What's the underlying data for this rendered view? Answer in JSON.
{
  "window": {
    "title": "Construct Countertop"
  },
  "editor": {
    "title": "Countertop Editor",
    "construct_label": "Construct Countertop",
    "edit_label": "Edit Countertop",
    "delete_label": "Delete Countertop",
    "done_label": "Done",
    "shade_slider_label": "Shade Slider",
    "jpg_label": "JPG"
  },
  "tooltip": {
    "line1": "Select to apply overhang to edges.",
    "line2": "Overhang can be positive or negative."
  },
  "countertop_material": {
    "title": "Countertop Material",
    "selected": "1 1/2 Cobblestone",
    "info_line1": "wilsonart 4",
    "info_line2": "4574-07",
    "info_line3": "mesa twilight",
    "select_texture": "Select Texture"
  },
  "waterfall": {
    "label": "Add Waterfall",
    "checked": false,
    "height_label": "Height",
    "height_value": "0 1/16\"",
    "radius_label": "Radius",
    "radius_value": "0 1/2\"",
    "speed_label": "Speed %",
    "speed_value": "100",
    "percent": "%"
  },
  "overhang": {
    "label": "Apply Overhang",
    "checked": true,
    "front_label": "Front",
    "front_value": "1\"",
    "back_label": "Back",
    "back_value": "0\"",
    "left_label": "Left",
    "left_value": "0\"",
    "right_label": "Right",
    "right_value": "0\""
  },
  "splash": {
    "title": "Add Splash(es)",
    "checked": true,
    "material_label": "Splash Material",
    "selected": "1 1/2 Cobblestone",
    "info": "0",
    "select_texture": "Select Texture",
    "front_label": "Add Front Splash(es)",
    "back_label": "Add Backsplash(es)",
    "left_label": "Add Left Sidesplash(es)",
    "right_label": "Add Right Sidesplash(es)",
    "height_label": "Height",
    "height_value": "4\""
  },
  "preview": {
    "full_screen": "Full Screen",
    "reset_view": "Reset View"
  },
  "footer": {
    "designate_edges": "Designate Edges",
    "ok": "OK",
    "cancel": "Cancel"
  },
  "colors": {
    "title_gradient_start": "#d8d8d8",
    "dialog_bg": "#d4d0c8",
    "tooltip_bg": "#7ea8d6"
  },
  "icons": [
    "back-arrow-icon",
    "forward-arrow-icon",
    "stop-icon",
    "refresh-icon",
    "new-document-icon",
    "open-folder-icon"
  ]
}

WHAT NEEDS TO BE DONE: Provide all the records again, word for word.

THE REPLY:
What's the underlying data for this rendered view? Answer in JSON.
{
  "window": {
    "title": "Construct Countertop"
  },
  "editor": {
    "title": "Countertop Editor",
    "construct_label": "Construct Countertop",
    "edit_label": "Edit Countertop",
    "delete_label": "Delete Countertop",
    "done_label": "Done",
    "shade_slider_label": "Shade Slider",
    "jpg_label": "JPG"
  },
  "tooltip": {
    "line1": "Select to apply overhang to edges.",
    "line2": "Overhang can be positive or negative."
  },
  "countertop_material": {
    "title": "Countertop Material",
    "selected": "1 1/2 Cobblestone",
    "info_line1": "wilsonart 4",
    "info_line2": "4574-07",
    "info_line3": "mesa twilight",
    "select_texture": "Select Texture"
  },
  "waterfall": {
    "label": "Add Waterfall",
    "checked": false,
    "height_label": "Height",
    "height_value": "0 1/16\"",
    "radius_label": "Radius",
    "radius_value": "0 1/2\"",
    "speed_label": "Speed %",
    "speed_value": "100",
    "percent": "%"
  },
  "overhang": {
    "label": "Apply Overhang",
    "checked": true,
    "front_label": "Front",
    "front_value": "1\"",
    "back_label": "Back",
    "back_value": "0\"",
    "left_label": "Left",
    "left_value": "0\"",
    "right_label": "Right",
    "right_value": "0\""
  },
  "splash": {
    "title": "Add Splash(es)",
    "checked": true,
    "material_label": "Splash Material",
    "selected": "1 1/2 Cobblestone",
    "info": "0",
    "select_texture": "Select Texture",
    "front_label": "Add Front Splash(es)",
    "back_label": "Add Backsplash(es)",
    "left_label": "Add Left Sidesplash(es)",
    "right_label": "Add Right Sidesplash(es)",
    "height_label": "Height",
    "height_value": "4\""
  },
  "preview": {
    "full_screen": "Full Screen",
    "reset_view": "Reset View"
  },
  "footer": {
    "designate_edges": "Designate Edges",
    "ok": "OK",
    "cancel": "Cancel"
  },
  "colors": {
    "title_gradient_start": "#d8d8d8",
    "dialog_bg": "#d4d0c8",
    "tooltip_bg": "#7ea8d6"
  },
  "icons": [
    "back-arrow-icon",
    "forward-arrow-icon",
    "stop-icon",
    "refresh-icon",
    "new-document-icon",
    "open-folder-icon"
  ]
}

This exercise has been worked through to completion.